Stored records

# # # #

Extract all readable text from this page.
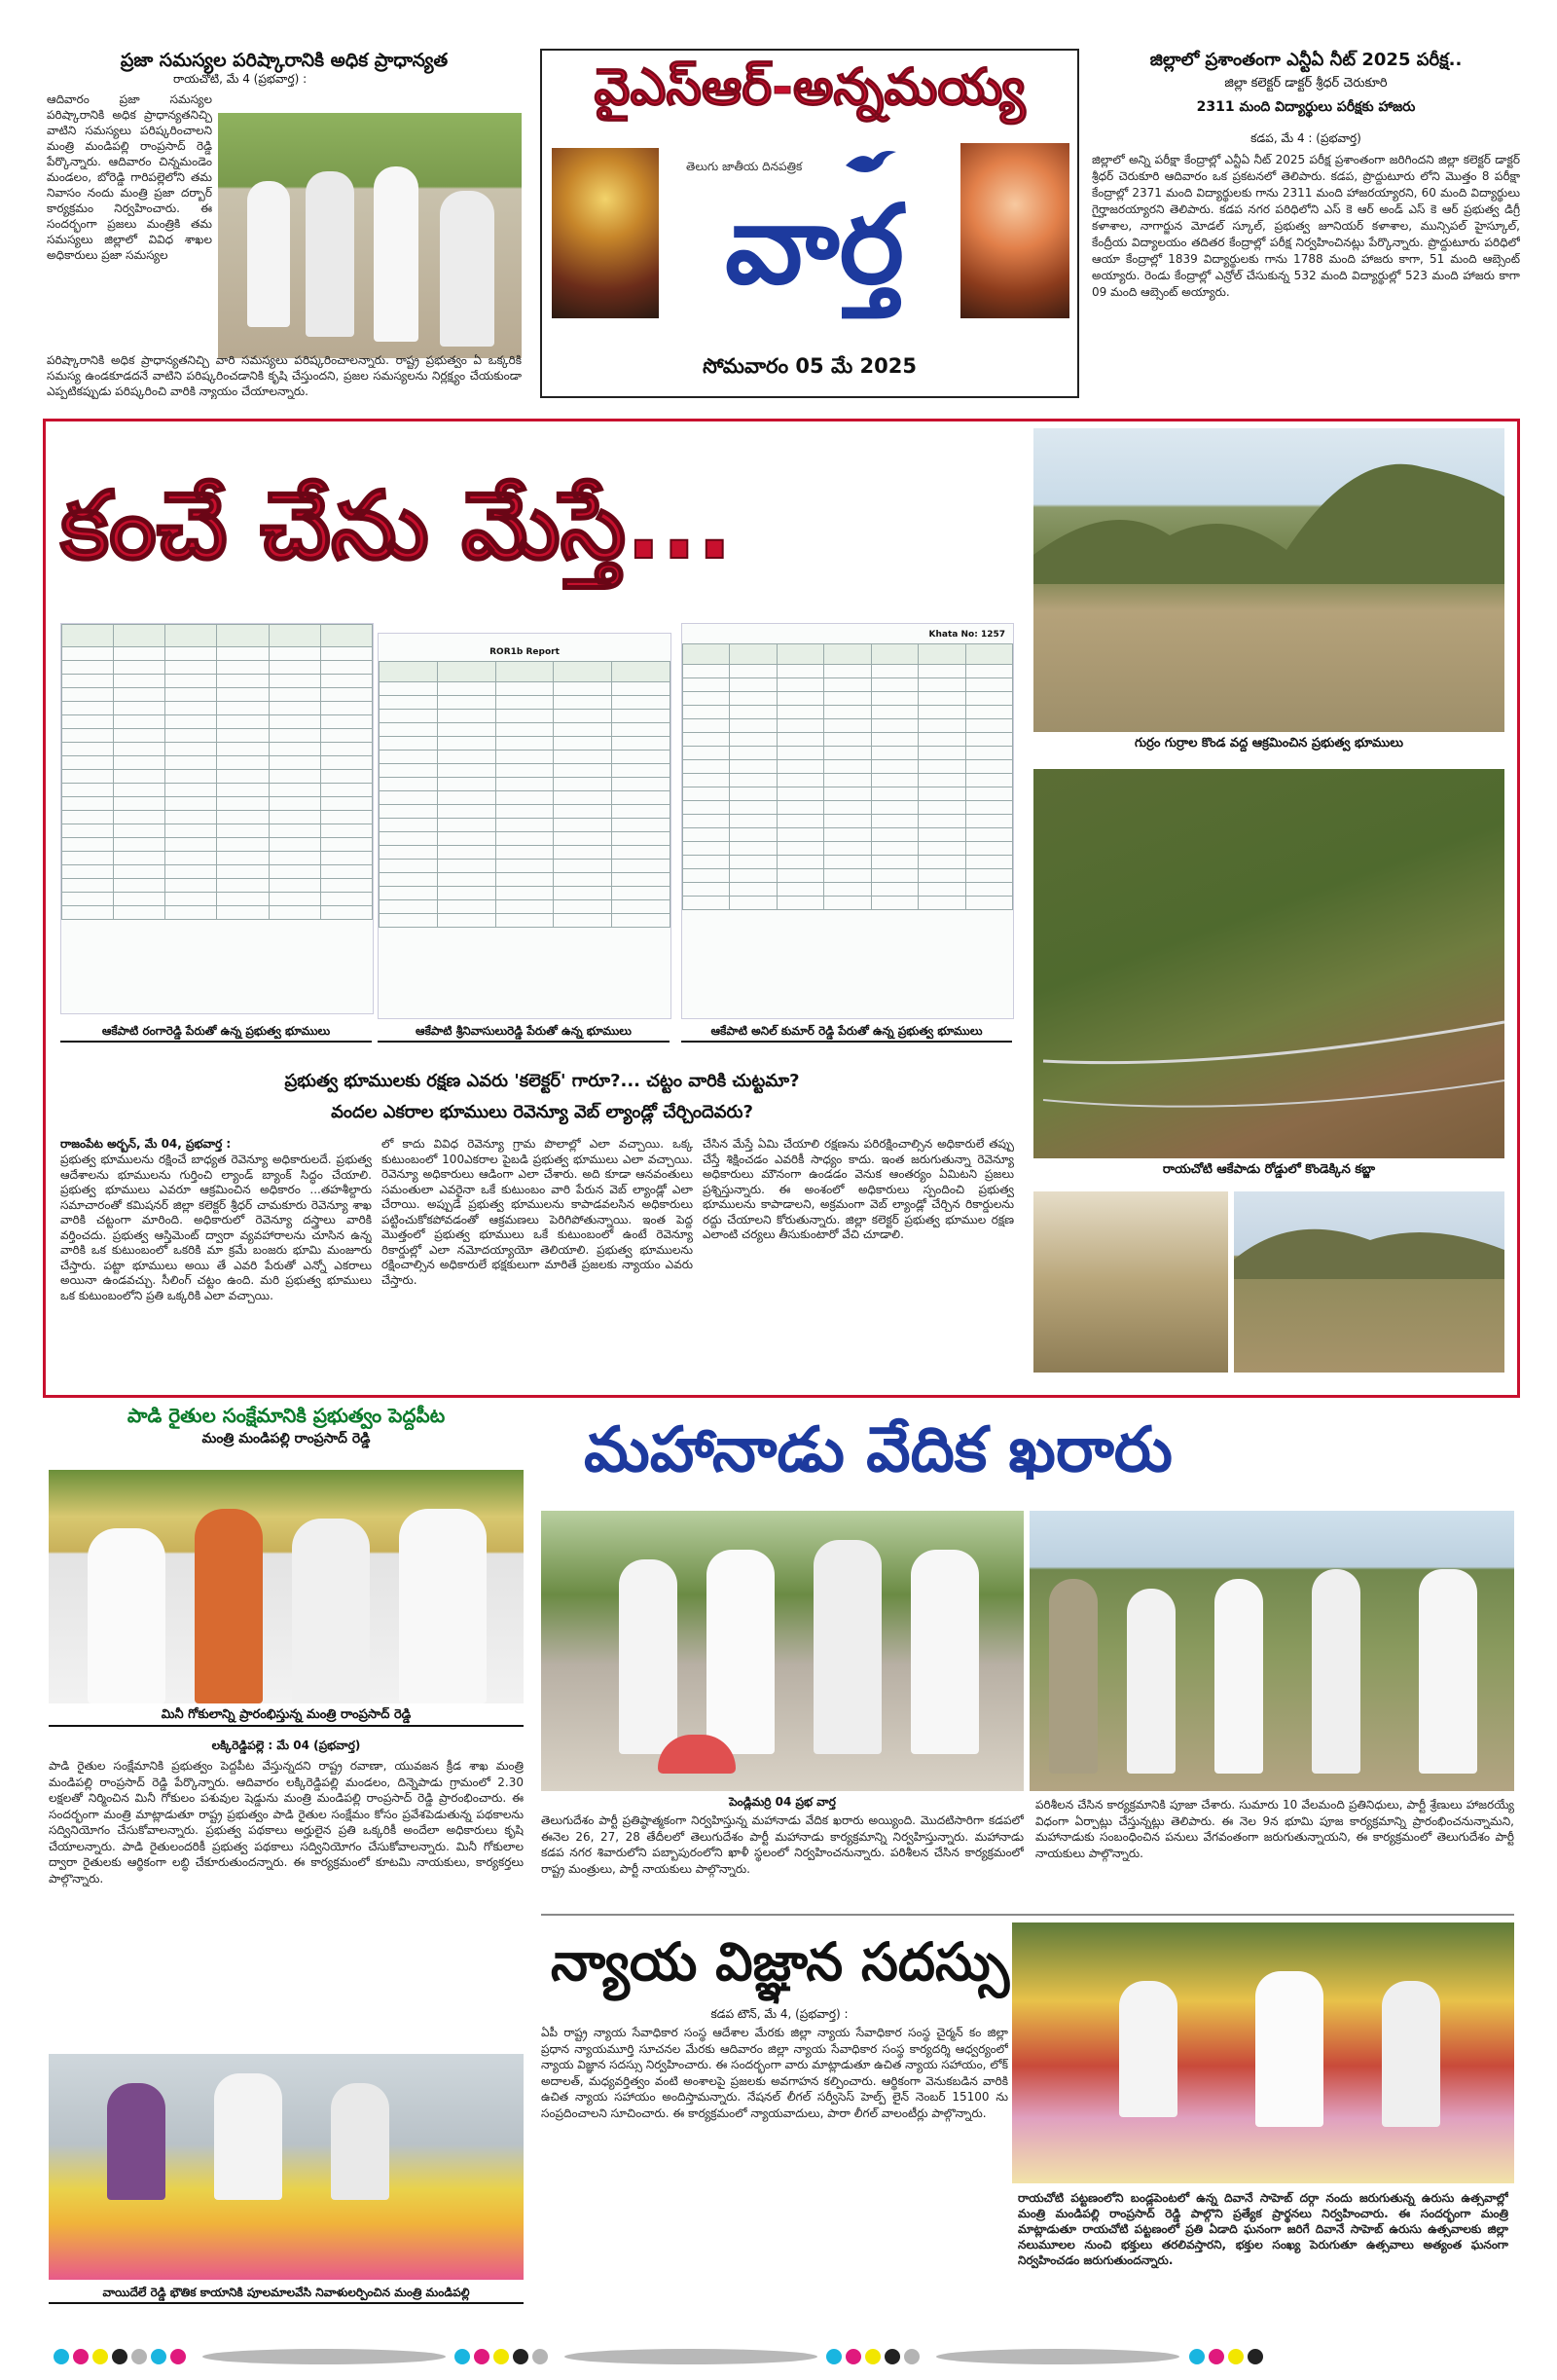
ప్రజా సమస్యల పరిష్కారానికి అధిక ప్రాధాన్యత
రాయచోటి, మే 4 (ప్రభవార్త) :
ఆదివారం ప్రజా సమస్యల పరిష్కారానికి అధిక ప్రాధాన్యతనిచ్చి వాటిని సమస్యలు పరిష్కరించాలని మంత్రి మండిపల్లి రాంప్రసాద్ రెడ్డి పేర్కొన్నారు. ఆదివారం చిన్నమండెం మండలం, బోరెడ్డి గారిపల్లెలోని తమ నివాసం నందు మంత్రి ప్రజా దర్బార్ కార్యక్రమం నిర్వహించారు. ఈ సందర్భంగా ప్రజలు మంత్రికి తమ సమస్యలు జిల్లాలో వివిధ శాఖల అధికారులు ప్రజా సమస్యల
పరిష్కారానికి అధిక ప్రాధాన్యతనిచ్చి వారి సమస్యలు పరిష్కరించాలన్నారు. రాష్ట్ర ప్రభుత్వం ఏ ఒక్కరికి సమస్య ఉండకూడదనే వాటిని పరిష్కరించడానికి కృషి చేస్తుందని, ప్రజల సమస్యలను నిర్లక్ష్యం చేయకుండా ఎప్పటికప్పుడు పరిష్కరించి వారికి న్యాయం చేయాలన్నారు.
వైఎస్ఆర్-అన్నమయ్య
తెలుగు జాతీయ దినపత్రిక
వార్త
సోమవారం 05 మే 2025
జిల్లాలో ప్రశాంతంగా ఎన్టీఏ నీట్ 2025 పరీక్ష..
జిల్లా కలెక్టర్ డాక్టర్ శ్రీధర్ చెరుకూరి
2311 మంది విద్యార్థులు పరీక్షకు హాజరు
కడప, మే 4 : (ప్రభవార్త)
జిల్లాలో అన్ని పరీక్షా కేంద్రాల్లో ఎన్టీఏ నీట్ 2025 పరీక్ష ప్రశాంతంగా జరిగిందని జిల్లా కలెక్టర్ డాక్టర్ శ్రీధర్ చెరుకూరి ఆదివారం ఒక ప్రకటనలో తెలిపారు. కడప, ప్రొద్దుటూరు లోని మొత్తం 8 పరీక్షా కేంద్రాల్లో 2371 మంది విద్యార్థులకు గాను 2311 మంది హాజరయ్యారని, 60 మంది విద్యార్థులు గైర్హాజరయ్యారని తెలిపారు. కడప నగర పరిధిలోని ఎస్ కె ఆర్ అండ్ ఎస్ కె ఆర్ ప్రభుత్వ డిగ్రీ కళాశాల, నాగార్జున మోడల్ స్కూల్, ప్రభుత్వ జూనియర్ కళాశాల, మున్సిపల్ హైస్కూల్, కేంద్రీయ విద్యాలయం తదితర కేంద్రాల్లో పరీక్ష నిర్వహించినట్లు పేర్కొన్నారు. ప్రొద్దుటూరు పరిధిలో ఆయా కేంద్రాల్లో 1839 విద్యార్థులకు గాను 1788 మంది హాజరు కాగా, 51 మంది ఆబ్సెంట్ అయ్యారు. రెండు కేంద్రాల్లో ఎన్రోల్ చేసుకున్న 532 మంది విద్యార్థుల్లో 523 మంది హాజరు కాగా 09 మంది ఆబ్సెంట్ అయ్యారు.
కంచే చేను మేస్తే...

ROR1b Report

Khata No: 1257

ఆకేపాటి రంగారెడ్డి పేరుతో ఉన్న ప్రభుత్వ భూములు	ఆకేపాటి శ్రీనివాసులురెడ్డి పేరుతో ఉన్న భూములు	ఆకేపాటి అనిల్ కుమార్ రెడ్డి పేరుతో ఉన్న ప్రభుత్వ భూములు
ప్రభుత్వ భూములకు రక్షణ ఎవరు 'కలెక్టర్' గారూ?... చట్టం వారికి చుట్టమా?
వందల ఎకరాల భూములు రెవెన్యూ వెబ్ ల్యాండ్లో చేర్చిందెవరు?
రాజంపేట అర్బన్, మే 04, ప్రభవార్త :
ప్రభుత్వ భూములను రక్షించే బాధ్యత రెవెన్యూ అధికారులదే. ప్రభుత్వ ఆదేశాలను భూములను గుర్తించి ల్యాండ్ బ్యాంక్ సిద్ధం చేయాలి. ప్రభుత్వ భూములు ఎవరూ ఆక్రమించిన అధికారం ...తహశీల్దారు సమాచారంతో కమిషనర్ జిల్లా కలెక్టర్ శ్రీధర్ చామకూరు రెవెన్యూ శాఖ వారికి చట్టంగా మారింది. అధికారులో రెవెన్యూ దస్త్రాలు వారికి వర్తించదు. ప్రభుత్వ ఆస్తిమెంట్ ద్వారా వ్యవహారాలను చూసిన ఉన్న వారికి ఒక కుటుంబంలో ఒకరికి మా క్రమే బంజరు భూమి మంజూరు చేస్తారు. పట్టా భూములు అయి తే ఎవరి పేరుతో ఎన్నో ఎకరాలు అయినా ఉండవచ్చు. సీలింగ్ చట్టం ఉంది. మరి ప్రభుత్వ భూములు ఒక కుటుంబంలోని ప్రతి ఒక్కరికి ఎలా వచ్చాయి.
లో కాదు వివిధ రెవెన్యూ గ్రామ పొలాల్లో ఎలా వచ్చాయి. ఒక్క కుటుంబంలో 100ఎకరాల పైబడి ప్రభుత్వ భూములు ఎలా వచ్చాయి. రెవెన్యూ అధికారులు ఆడింగా ఎలా చేశారు. అది కూడా ఆనవంతులు సమంతులా ఎవరైనా ఒకే కుటుంబం వారి పేరున వెబ్ ల్యాండ్లో ఎలా చేరాయి. అప్పుడే ప్రభుత్వ భూములను కాపాడవలసిన అధికారులు పట్టించుకోకపోవడంతో ఆక్రమణలు పెరిగిపోతున్నాయి. ఇంత పెద్ద మొత్తంలో ప్రభుత్వ భూములు ఒకే కుటుంబంలో ఉంటే రెవెన్యూ రికార్డుల్లో ఎలా నమోదయ్యాయో తెలియాలి. ప్రభుత్వ భూములను రక్షించాల్సిన అధికారులే భక్షకులుగా మారితే ప్రజలకు న్యాయం ఎవరు చేస్తారు.
చేసిన మేస్తే ఏమి చేయాలి రక్షణను పరిరక్షించాల్సిన అధికారులే తప్పు చేస్తే శిక్షించడం ఎవరికీ సాధ్యం కాదు. ఇంత జరుగుతున్నా రెవెన్యూ అధికారులు మౌనంగా ఉండడం వెనుక ఆంతర్యం ఏమిటని ప్రజలు ప్రశ్నిస్తున్నారు. ఈ అంశంలో అధికారులు స్పందించి ప్రభుత్వ భూములను కాపాడాలని, అక్రమంగా వెబ్ ల్యాండ్లో చేర్చిన రికార్డులను రద్దు చేయాలని కోరుతున్నారు. జిల్లా కలెక్టర్ ప్రభుత్వ భూముల రక్షణ ఎలాంటి చర్యలు తీసుకుంటారో వేచి చూడాలి.
గుర్రం గుర్రాల కొండ వద్ద ఆక్రమించిన ప్రభుత్వ భూములు
రాయచోటి ఆకేపాడు రోడ్డులో కొండెక్కిన కబ్జా
పాడి రైతుల సంక్షేమానికి ప్రభుత్వం పెద్దపీట
మంత్రి మండిపల్లి రాంప్రసాద్ రెడ్డి
మినీ గోకులాన్ని ప్రారంభిస్తున్న మంత్రి రాంప్రసాద్ రెడ్డి
లక్కిరెడ్డిపల్లె : మే 04 (ప్రభవార్త)
పాడి రైతుల సంక్షేమానికి ప్రభుత్వం పెద్దపీట వేస్తున్నదని రాష్ట్ర రవాణా, యువజన క్రీడ శాఖ మంత్రి మండిపల్లి రాంప్రసాద్ రెడ్డి పేర్కొన్నారు. ఆదివారం లక్కిరెడ్డిపల్లి మండలం, దిన్నెపాడు గ్రామంలో 2.30 లక్షలతో నిర్మించిన మినీ గోకులం పశువుల షెడ్డును మంత్రి మండిపల్లి రాంప్రసాద్ రెడ్డి ప్రారంభించారు. ఈ సందర్భంగా మంత్రి మాట్లాడుతూ రాష్ట్ర ప్రభుత్వం పాడి రైతుల సంక్షేమం కోసం ప్రవేశపెడుతున్న పథకాలను సద్వినియోగం చేసుకోవాలన్నారు. ప్రభుత్వ పథకాలు అర్హులైన ప్రతి ఒక్కరికీ అందేలా అధికారులు కృషి చేయాలన్నారు. పాడి రైతులందరికీ ప్రభుత్వ పథకాలు సద్వినియోగం చేసుకోవాలన్నారు. మినీ గోకులాల ద్వారా రైతులకు ఆర్థికంగా లబ్ధి చేకూరుతుందన్నారు. ఈ కార్యక్రమంలో కూటమి నాయకులు, కార్యకర్తలు పాల్గొన్నారు.
వాయిదేలే రెడ్డి భౌతిక కాయానికి పూలమాలవేసి నివాళులర్పించిన మంత్రి మండిపల్లి
మహానాడు వేదిక ఖరారు
పెండ్లిమర్రి 04 ప్రభ వార్త
తెలుగుదేశం పార్టీ ప్రతిష్ఠాత్మకంగా నిర్వహిస్తున్న మహానాడు వేదిక ఖరారు అయ్యింది. మొదటిసారిగా కడపలో ఈనెల 26, 27, 28 తేదీలలో తెలుగుదేశం పార్టీ మహానాడు కార్యక్రమాన్ని నిర్వహిస్తున్నారు. మహానాడు కడప నగర శివారులోని పబ్బాపురంలోని ఖాళీ స్థలంలో నిర్వహించనున్నారు. పరిశీలన చేసిన కార్యక్రమంలో రాష్ట్ర మంత్రులు, పార్టీ నాయకులు పాల్గొన్నారు.
పరిశీలన చేసిన కార్యక్రమానికి పూజా చేశారు. సుమారు 10 వేలమంది ప్రతినిధులు, పార్టీ శ్రేణులు హాజరయ్యే విధంగా ఏర్పాట్లు చేస్తున్నట్లు తెలిపారు. ఈ నెల 9న భూమి పూజ కార్యక్రమాన్ని ప్రారంభించనున్నామని, మహానాడుకు సంబంధించిన పనులు వేగవంతంగా జరుగుతున్నాయని, ఈ కార్యక్రమంలో తెలుగుదేశం పార్టీ నాయకులు పాల్గొన్నారు.
న్యాయ విజ్ఞాన సదస్సు
కడప టౌన్, మే 4, (ప్రభవార్త) :
ఏపీ రాష్ట్ర న్యాయ సేవాధికార సంస్థ ఆదేశాల మేరకు జిల్లా న్యాయ సేవాధికార సంస్థ చైర్మన్ కం జిల్లా ప్రధాన న్యాయమూర్తి సూచనల మేరకు ఆదివారం జిల్లా న్యాయ సేవాధికార సంస్థ కార్యదర్శి ఆధ్వర్యంలో న్యాయ విజ్ఞాన సదస్సు నిర్వహించారు. ఈ సందర్భంగా వారు మాట్లాడుతూ ఉచిత న్యాయ సహాయం, లోక్ అదాలత్, మధ్యవర్తిత్వం వంటి అంశాలపై ప్రజలకు అవగాహన కల్పించారు. ఆర్థికంగా వెనుకబడిన వారికి ఉచిత న్యాయ సహాయం అందిస్తామన్నారు. నేషనల్ లీగల్ సర్వీసెస్ హెల్ప్ లైన్ నెంబర్ 15100 ను సంప్రదించాలని సూచించారు. ఈ కార్యక్రమంలో న్యాయవాదులు, పారా లీగల్ వాలంటీర్లు పాల్గొన్నారు.
రాయచోటి పట్టణంలోని బండ్లపెంటలో ఉన్న దివానే సాహెబ్ దర్గా నందు జరుగుతున్న ఉరుసు ఉత్సవాల్లో మంత్రి మండిపల్లి రాంప్రసాద్ రెడ్డి పాల్గొని ప్రత్యేక ప్రార్థనలు నిర్వహించారు. ఈ సందర్భంగా మంత్రి మాట్లాడుతూ రాయచోటి పట్టణంలో ప్రతి ఏడాది ఘనంగా జరిగే దివానే సాహెబ్ ఉరుసు ఉత్సవాలకు జిల్లా నలుమూలల నుంచి భక్తులు తరలివస్తారని, భక్తుల సంఖ్య పెరుగుతూ ఉత్సవాలు అత్యంత ఘనంగా నిర్వహించడం జరుగుతుందన్నారు.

# # # #

**Task details**
Where a line of the data holds "రజలక", show that line.

**Response**
లో కాదు వివిధ రెవెన్యూ గ్రామ పొలాల్లో ఎలా వచ్చాయి. ఒక్క కుటుంబంలో 100ఎకరాల పైబడి ప్రభుత్వ భూములు ఎలా వచ్చాయి. రెవెన్యూ అధికారులు ఆడింగా ఎలా చేశారు. అది కూడా ఆనవంతులు సమంతులా ఎవరైనా ఒకే కుటుంబం వారి పేరున వెబ్ ల్యాండ్లో ఎలా చేరాయి. అప్పుడే ప్రభుత్వ భూములను కాపాడవలసిన అధికారులు పట్టించుకోకపోవడంతో ఆక్రమణలు పెరిగిపోతున్నాయి. ఇంత పెద్ద మొత్తంలో ప్రభుత్వ భూములు ఒకే కుటుంబంలో ఉంటే రెవెన్యూ రికార్డుల్లో ఎలా నమోదయ్యాయో తెలియాలి. ప్రభుత్వ భూములను రక్షించాల్సిన అధికారులే భక్షకులుగా మారితే ప్రజలకు న్యాయం ఎవరు చేస్తారు.
ఏపీ రాష్ట్ర న్యాయ సేవాధికార సంస్థ ఆదేశాల మేరకు జిల్లా న్యాయ సేవాధికార సంస్థ చైర్మన్ కం జిల్లా ప్రధాన న్యాయమూర్తి సూచనల మేరకు ఆదివారం జిల్లా న్యాయ సేవాధికార సంస్థ కార్యదర్శి ఆధ్వర్యంలో న్యాయ విజ్ఞాన సదస్సు నిర్వహించారు. ఈ సందర్భంగా వారు మాట్లాడుతూ ఉచిత న్యాయ సహాయం, లోక్ అదాలత్, మధ్యవర్తిత్వం వంటి అంశాలపై ప్రజలకు అవగాహన కల్పించారు. ఆర్థికంగా వెనుకబడిన వారికి ఉచిత న్యాయ సహాయం అందిస్తామన్నారు. నేషనల్ లీగల్ సర్వీసెస్ హెల్ప్ లైన్ నెంబర్ 15100 ను సంప్రదించాలని సూచించారు. ఈ కార్యక్రమంలో న్యాయవాదులు, పారా లీగల్ వాలంటీర్లు పాల్గొన్నారు.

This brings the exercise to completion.